(Exercise directions): Find every line in the records below that holds the word "description", and copy it out.

(Data provided):

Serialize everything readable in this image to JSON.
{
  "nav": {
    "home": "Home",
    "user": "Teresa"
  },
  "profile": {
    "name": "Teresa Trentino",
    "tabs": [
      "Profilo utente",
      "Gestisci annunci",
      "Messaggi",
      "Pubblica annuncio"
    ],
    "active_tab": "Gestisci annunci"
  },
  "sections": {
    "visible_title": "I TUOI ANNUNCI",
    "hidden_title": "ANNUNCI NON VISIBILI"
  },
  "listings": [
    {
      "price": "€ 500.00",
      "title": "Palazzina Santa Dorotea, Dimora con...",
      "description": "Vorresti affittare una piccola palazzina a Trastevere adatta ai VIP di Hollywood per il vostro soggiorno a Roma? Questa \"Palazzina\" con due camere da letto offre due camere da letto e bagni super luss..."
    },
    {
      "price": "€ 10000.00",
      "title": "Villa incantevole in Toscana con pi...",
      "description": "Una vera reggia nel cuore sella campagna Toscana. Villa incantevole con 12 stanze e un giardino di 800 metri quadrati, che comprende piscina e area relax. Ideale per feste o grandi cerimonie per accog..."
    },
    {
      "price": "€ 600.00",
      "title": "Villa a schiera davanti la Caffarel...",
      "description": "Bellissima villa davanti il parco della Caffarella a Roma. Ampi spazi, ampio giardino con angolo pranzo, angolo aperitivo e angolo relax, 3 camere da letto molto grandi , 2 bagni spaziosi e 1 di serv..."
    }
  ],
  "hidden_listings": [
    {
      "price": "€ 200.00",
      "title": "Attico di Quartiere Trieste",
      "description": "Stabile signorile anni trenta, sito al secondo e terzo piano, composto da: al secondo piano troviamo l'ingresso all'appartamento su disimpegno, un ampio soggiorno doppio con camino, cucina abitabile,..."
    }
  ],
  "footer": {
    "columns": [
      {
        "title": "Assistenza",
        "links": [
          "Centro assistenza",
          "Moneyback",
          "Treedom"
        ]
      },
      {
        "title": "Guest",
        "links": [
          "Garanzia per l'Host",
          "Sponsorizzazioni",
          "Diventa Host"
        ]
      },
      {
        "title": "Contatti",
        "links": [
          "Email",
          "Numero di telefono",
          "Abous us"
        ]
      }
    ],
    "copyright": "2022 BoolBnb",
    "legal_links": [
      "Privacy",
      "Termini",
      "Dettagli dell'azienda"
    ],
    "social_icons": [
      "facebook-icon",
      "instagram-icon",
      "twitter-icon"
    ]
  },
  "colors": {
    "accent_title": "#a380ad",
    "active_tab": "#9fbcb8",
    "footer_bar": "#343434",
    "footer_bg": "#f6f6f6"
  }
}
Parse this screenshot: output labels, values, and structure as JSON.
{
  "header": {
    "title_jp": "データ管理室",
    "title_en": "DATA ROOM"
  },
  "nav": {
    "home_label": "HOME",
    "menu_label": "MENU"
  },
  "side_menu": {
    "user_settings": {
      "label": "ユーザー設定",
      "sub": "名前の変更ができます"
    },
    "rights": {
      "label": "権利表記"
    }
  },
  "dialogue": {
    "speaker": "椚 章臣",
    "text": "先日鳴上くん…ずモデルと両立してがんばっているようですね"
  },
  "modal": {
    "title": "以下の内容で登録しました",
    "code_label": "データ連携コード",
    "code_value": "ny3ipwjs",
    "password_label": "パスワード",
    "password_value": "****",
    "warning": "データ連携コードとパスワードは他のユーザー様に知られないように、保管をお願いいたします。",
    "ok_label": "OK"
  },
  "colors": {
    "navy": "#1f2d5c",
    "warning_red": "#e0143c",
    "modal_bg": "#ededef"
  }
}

(Exercise solution):
      "description": "Vorresti affittare una piccola palazzina a Trastevere adatta ai VIP di Hollywood per il vostro soggiorno a Roma? Questa \"Palazzina\" con due camere da letto offre due camere da letto e bagni super luss..."
      "description": "Una vera reggia nel cuore sella campagna Toscana. Villa incantevole con 12 stanze e un giardino di 800 metri quadrati, che comprende piscina e area relax. Ideale per feste o grandi cerimonie per accog..."
      "description": "Bellissima villa davanti il parco della Caffarella a Roma. Ampi spazi, ampio giardino con angolo pranzo, angolo aperitivo e angolo relax, 3 camere da letto molto grandi , 2 bagni spaziosi e 1 di serv..."
      "description": "Stabile signorile anni trenta, sito al secondo e terzo piano, composto da: al secondo piano troviamo l'ingresso all'appartamento su disimpegno, un ampio soggiorno doppio con camino, cucina abitabile,..."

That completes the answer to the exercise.